* start Supplied records *

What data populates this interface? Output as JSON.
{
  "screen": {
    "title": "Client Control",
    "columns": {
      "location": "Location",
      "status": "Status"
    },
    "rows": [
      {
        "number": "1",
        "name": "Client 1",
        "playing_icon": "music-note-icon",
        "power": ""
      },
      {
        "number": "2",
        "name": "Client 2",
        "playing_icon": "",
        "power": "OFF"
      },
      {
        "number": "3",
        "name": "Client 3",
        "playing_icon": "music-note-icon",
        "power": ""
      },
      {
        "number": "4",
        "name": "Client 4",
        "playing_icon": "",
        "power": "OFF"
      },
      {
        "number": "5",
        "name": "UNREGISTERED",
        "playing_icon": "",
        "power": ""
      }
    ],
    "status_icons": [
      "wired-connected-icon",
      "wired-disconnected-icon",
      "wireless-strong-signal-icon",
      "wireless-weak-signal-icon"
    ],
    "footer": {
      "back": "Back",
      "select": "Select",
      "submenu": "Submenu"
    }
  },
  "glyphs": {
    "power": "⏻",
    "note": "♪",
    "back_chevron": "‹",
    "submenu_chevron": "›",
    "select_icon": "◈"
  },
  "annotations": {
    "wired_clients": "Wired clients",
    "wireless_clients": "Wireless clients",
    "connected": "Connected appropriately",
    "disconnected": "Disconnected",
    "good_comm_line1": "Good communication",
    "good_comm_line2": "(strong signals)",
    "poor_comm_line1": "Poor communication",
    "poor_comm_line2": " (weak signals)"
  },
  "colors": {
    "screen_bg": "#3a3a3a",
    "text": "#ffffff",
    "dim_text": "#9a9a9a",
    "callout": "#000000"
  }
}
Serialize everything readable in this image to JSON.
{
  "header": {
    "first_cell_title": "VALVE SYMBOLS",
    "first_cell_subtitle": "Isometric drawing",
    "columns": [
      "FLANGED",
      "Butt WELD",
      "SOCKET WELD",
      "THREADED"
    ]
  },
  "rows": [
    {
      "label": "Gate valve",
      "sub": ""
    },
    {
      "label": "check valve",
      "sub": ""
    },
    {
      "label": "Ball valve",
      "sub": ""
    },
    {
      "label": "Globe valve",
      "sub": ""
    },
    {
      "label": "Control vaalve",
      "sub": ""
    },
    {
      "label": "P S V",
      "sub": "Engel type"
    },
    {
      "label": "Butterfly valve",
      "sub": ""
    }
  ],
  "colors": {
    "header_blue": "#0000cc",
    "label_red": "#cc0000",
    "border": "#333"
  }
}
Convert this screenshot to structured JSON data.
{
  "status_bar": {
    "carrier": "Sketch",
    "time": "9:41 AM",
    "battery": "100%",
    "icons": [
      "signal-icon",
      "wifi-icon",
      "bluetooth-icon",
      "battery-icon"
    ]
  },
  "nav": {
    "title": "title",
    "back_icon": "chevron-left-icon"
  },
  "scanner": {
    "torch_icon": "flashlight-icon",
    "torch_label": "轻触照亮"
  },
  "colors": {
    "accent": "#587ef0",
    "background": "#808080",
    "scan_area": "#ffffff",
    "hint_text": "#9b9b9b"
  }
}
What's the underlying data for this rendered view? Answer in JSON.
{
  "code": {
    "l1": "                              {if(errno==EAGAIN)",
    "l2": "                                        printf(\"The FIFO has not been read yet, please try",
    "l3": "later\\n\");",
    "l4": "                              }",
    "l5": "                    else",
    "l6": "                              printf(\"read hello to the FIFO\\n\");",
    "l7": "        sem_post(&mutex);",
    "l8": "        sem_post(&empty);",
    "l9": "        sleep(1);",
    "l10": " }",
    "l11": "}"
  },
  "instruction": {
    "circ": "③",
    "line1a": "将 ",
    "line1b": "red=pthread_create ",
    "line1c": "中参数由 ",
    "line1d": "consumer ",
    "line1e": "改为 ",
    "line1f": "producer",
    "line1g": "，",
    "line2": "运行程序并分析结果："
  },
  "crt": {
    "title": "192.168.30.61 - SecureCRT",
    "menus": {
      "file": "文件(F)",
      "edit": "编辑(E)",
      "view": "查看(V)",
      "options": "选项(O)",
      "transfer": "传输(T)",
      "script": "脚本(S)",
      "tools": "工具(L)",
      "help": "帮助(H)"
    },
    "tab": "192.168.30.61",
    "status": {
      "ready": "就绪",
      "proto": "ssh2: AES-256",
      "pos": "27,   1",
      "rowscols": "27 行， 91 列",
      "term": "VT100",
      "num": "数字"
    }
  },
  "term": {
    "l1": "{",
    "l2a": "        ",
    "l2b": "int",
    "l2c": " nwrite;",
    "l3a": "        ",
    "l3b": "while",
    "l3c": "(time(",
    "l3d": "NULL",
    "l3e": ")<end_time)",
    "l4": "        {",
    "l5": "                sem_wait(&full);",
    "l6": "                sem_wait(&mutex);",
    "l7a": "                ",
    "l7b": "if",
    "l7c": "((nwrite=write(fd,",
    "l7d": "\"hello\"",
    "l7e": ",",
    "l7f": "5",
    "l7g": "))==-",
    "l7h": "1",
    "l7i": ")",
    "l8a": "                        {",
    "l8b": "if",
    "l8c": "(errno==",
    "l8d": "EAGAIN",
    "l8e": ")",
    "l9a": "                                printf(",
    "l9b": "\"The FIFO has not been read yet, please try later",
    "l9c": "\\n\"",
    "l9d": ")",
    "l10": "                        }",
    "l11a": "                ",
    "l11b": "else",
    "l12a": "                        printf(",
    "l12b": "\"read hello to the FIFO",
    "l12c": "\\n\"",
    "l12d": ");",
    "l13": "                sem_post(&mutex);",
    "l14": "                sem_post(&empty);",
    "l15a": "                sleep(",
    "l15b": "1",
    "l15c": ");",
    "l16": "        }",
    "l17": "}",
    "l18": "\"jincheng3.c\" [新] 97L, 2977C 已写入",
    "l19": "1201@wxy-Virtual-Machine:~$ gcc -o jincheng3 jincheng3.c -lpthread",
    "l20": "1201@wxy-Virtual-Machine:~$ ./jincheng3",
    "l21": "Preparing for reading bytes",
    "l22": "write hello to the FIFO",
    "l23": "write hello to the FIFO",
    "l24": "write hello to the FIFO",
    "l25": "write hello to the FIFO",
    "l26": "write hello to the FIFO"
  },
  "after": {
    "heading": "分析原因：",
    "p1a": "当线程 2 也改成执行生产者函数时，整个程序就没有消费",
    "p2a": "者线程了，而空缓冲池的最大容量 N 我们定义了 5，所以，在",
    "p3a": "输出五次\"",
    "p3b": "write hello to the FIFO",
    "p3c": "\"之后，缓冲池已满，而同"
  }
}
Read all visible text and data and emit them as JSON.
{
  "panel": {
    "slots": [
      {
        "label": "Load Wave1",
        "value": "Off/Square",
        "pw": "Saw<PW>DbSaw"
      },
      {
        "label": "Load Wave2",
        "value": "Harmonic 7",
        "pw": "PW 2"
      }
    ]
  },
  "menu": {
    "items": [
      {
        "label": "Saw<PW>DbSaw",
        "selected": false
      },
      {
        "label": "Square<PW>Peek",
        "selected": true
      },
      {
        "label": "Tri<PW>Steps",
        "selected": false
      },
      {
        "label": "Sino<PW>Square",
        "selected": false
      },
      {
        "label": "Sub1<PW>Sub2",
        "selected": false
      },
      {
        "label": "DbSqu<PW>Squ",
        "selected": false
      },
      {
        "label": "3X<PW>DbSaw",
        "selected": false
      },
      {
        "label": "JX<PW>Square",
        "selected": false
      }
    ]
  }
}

* end Supplied records *

Extract all of the data exactly as written.

What data populates this interface? Output as JSON.
{
  "screen": {
    "title": "Client Control",
    "columns": {
      "location": "Location",
      "status": "Status"
    },
    "rows": [
      {
        "number": "1",
        "name": "Client 1",
        "playing_icon": "music-note-icon",
        "power": ""
      },
      {
        "number": "2",
        "name": "Client 2",
        "playing_icon": "",
        "power": "OFF"
      },
      {
        "number": "3",
        "name": "Client 3",
        "playing_icon": "music-note-icon",
        "power": ""
      },
      {
        "number": "4",
        "name": "Client 4",
        "playing_icon": "",
        "power": "OFF"
      },
      {
        "number": "5",
        "name": "UNREGISTERED",
        "playing_icon": "",
        "power": ""
      }
    ],
    "status_icons": [
      "wired-connected-icon",
      "wired-disconnected-icon",
      "wireless-strong-signal-icon",
      "wireless-weak-signal-icon"
    ],
    "footer": {
      "back": "Back",
      "select": "Select",
      "submenu": "Submenu"
    }
  },
  "glyphs": {
    "power": "⏻",
    "note": "♪",
    "back_chevron": "‹",
    "submenu_chevron": "›",
    "select_icon": "◈"
  },
  "annotations": {
    "wired_clients": "Wired clients",
    "wireless_clients": "Wireless clients",
    "connected": "Connected appropriately",
    "disconnected": "Disconnected",
    "good_comm_line1": "Good communication",
    "good_comm_line2": "(strong signals)",
    "poor_comm_line1": "Poor communication",
    "poor_comm_line2": " (weak signals)"
  },
  "colors": {
    "screen_bg": "#3a3a3a",
    "text": "#ffffff",
    "dim_text": "#9a9a9a",
    "callout": "#000000"
  }
}
Serialize everything readable in this image to JSON.
{
  "header": {
    "first_cell_title": "VALVE SYMBOLS",
    "first_cell_subtitle": "Isometric drawing",
    "columns": [
      "FLANGED",
      "Butt WELD",
      "SOCKET WELD",
      "THREADED"
    ]
  },
  "rows": [
    {
      "label": "Gate valve",
      "sub": ""
    },
    {
      "label": "check valve",
      "sub": ""
    },
    {
      "label": "Ball valve",
      "sub": ""
    },
    {
      "label": "Globe valve",
      "sub": ""
    },
    {
      "label": "Control vaalve",
      "sub": ""
    },
    {
      "label": "P S V",
      "sub": "Engel type"
    },
    {
      "label": "Butterfly valve",
      "sub": ""
    }
  ],
  "colors": {
    "header_blue": "#0000cc",
    "label_red": "#cc0000",
    "border": "#333"
  }
}
Convert this screenshot to structured JSON data.
{
  "status_bar": {
    "carrier": "Sketch",
    "time": "9:41 AM",
    "battery": "100%",
    "icons": [
      "signal-icon",
      "wifi-icon",
      "bluetooth-icon",
      "battery-icon"
    ]
  },
  "nav": {
    "title": "title",
    "back_icon": "chevron-left-icon"
  },
  "scanner": {
    "torch_icon": "flashlight-icon",
    "torch_label": "轻触照亮"
  },
  "colors": {
    "accent": "#587ef0",
    "background": "#808080",
    "scan_area": "#ffffff",
    "hint_text": "#9b9b9b"
  }
}
What's the underlying data for this rendered view? Answer in JSON.
{
  "code": {
    "l1": "                              {if(errno==EAGAIN)",
    "l2": "                                        printf(\"The FIFO has not been read yet, please try",
    "l3": "later\\n\");",
    "l4": "                              }",
    "l5": "                    else",
    "l6": "                              printf(\"read hello to the FIFO\\n\");",
    "l7": "        sem_post(&mutex);",
    "l8": "        sem_post(&empty);",
    "l9": "        sleep(1);",
    "l10": " }",
    "l11": "}"
  },
  "instruction": {
    "circ": "③",
    "line1a": "将 ",
    "line1b": "red=pthread_create ",
    "line1c": "中参数由 ",
    "line1d": "consumer ",
    "line1e": "改为 ",
    "line1f": "producer",
    "line1g": "，",
    "line2": "运行程序并分析结果："
  },
  "crt": {
    "title": "192.168.30.61 - SecureCRT",
    "menus": {
      "file": "文件(F)",
      "edit": "编辑(E)",
      "view": "查看(V)",
      "options": "选项(O)",
      "transfer": "传输(T)",
      "script": "脚本(S)",
      "tools": "工具(L)",
      "help": "帮助(H)"
    },
    "tab": "192.168.30.61",
    "status": {
      "ready": "就绪",
      "proto": "ssh2: AES-256",
      "pos": "27,   1",
      "rowscols": "27 行， 91 列",
      "term": "VT100",
      "num": "数字"
    }
  },
  "term": {
    "l1": "{",
    "l2a": "        ",
    "l2b": "int",
    "l2c": " nwrite;",
    "l3a": "        ",
    "l3b": "while",
    "l3c": "(time(",
    "l3d": "NULL",
    "l3e": ")<end_time)",
    "l4": "        {",
    "l5": "                sem_wait(&full);",
    "l6": "                sem_wait(&mutex);",
    "l7a": "                ",
    "l7b": "if",
    "l7c": "((nwrite=write(fd,",
    "l7d": "\"hello\"",
    "l7e": ",",
    "l7f": "5",
    "l7g": "))==-",
    "l7h": "1",
    "l7i": ")",
    "l8a": "                        {",
    "l8b": "if",
    "l8c": "(errno==",
    "l8d": "EAGAIN",
    "l8e": ")",
    "l9a": "                                printf(",
    "l9b": "\"The FIFO has not been read yet, please try later",
    "l9c": "\\n\"",
    "l9d": ")",
    "l10": "                        }",
    "l11a": "                ",
    "l11b": "else",
    "l12a": "                        printf(",
    "l12b": "\"read hello to the FIFO",
    "l12c": "\\n\"",
    "l12d": ");",
    "l13": "                sem_post(&mutex);",
    "l14": "                sem_post(&empty);",
    "l15a": "                sleep(",
    "l15b": "1",
    "l15c": ");",
    "l16": "        }",
    "l17": "}",
    "l18": "\"jincheng3.c\" [新] 97L, 2977C 已写入",
    "l19": "1201@wxy-Virtual-Machine:~$ gcc -o jincheng3 jincheng3.c -lpthread",
    "l20": "1201@wxy-Virtual-Machine:~$ ./jincheng3",
    "l21": "Preparing for reading bytes",
    "l22": "write hello to the FIFO",
    "l23": "write hello to the FIFO",
    "l24": "write hello to the FIFO",
    "l25": "write hello to the FIFO",
    "l26": "write hello to the FIFO"
  },
  "after": {
    "heading": "分析原因：",
    "p1a": "当线程 2 也改成执行生产者函数时，整个程序就没有消费",
    "p2a": "者线程了，而空缓冲池的最大容量 N 我们定义了 5，所以，在",
    "p3a": "输出五次\"",
    "p3b": "write hello to the FIFO",
    "p3c": "\"之后，缓冲池已满，而同"
  }
}
Read all visible text and data and emit them as JSON.
{
  "panel": {
    "slots": [
      {
        "label": "Load Wave1",
        "value": "Off/Square",
        "pw": "Saw<PW>DbSaw"
      },
      {
        "label": "Load Wave2",
        "value": "Harmonic 7",
        "pw": "PW 2"
      }
    ]
  },
  "menu": {
    "items": [
      {
        "label": "Saw<PW>DbSaw",
        "selected": false
      },
      {
        "label": "Square<PW>Peek",
        "selected": true
      },
      {
        "label": "Tri<PW>Steps",
        "selected": false
      },
      {
        "label": "Sino<PW>Square",
        "selected": false
      },
      {
        "label": "Sub1<PW>Sub2",
        "selected": false
      },
      {
        "label": "DbSqu<PW>Squ",
        "selected": false
      },
      {
        "label": "3X<PW>DbSaw",
        "selected": false
      },
      {
        "label": "JX<PW>Square",
        "selected": false
      }
    ]
  }
}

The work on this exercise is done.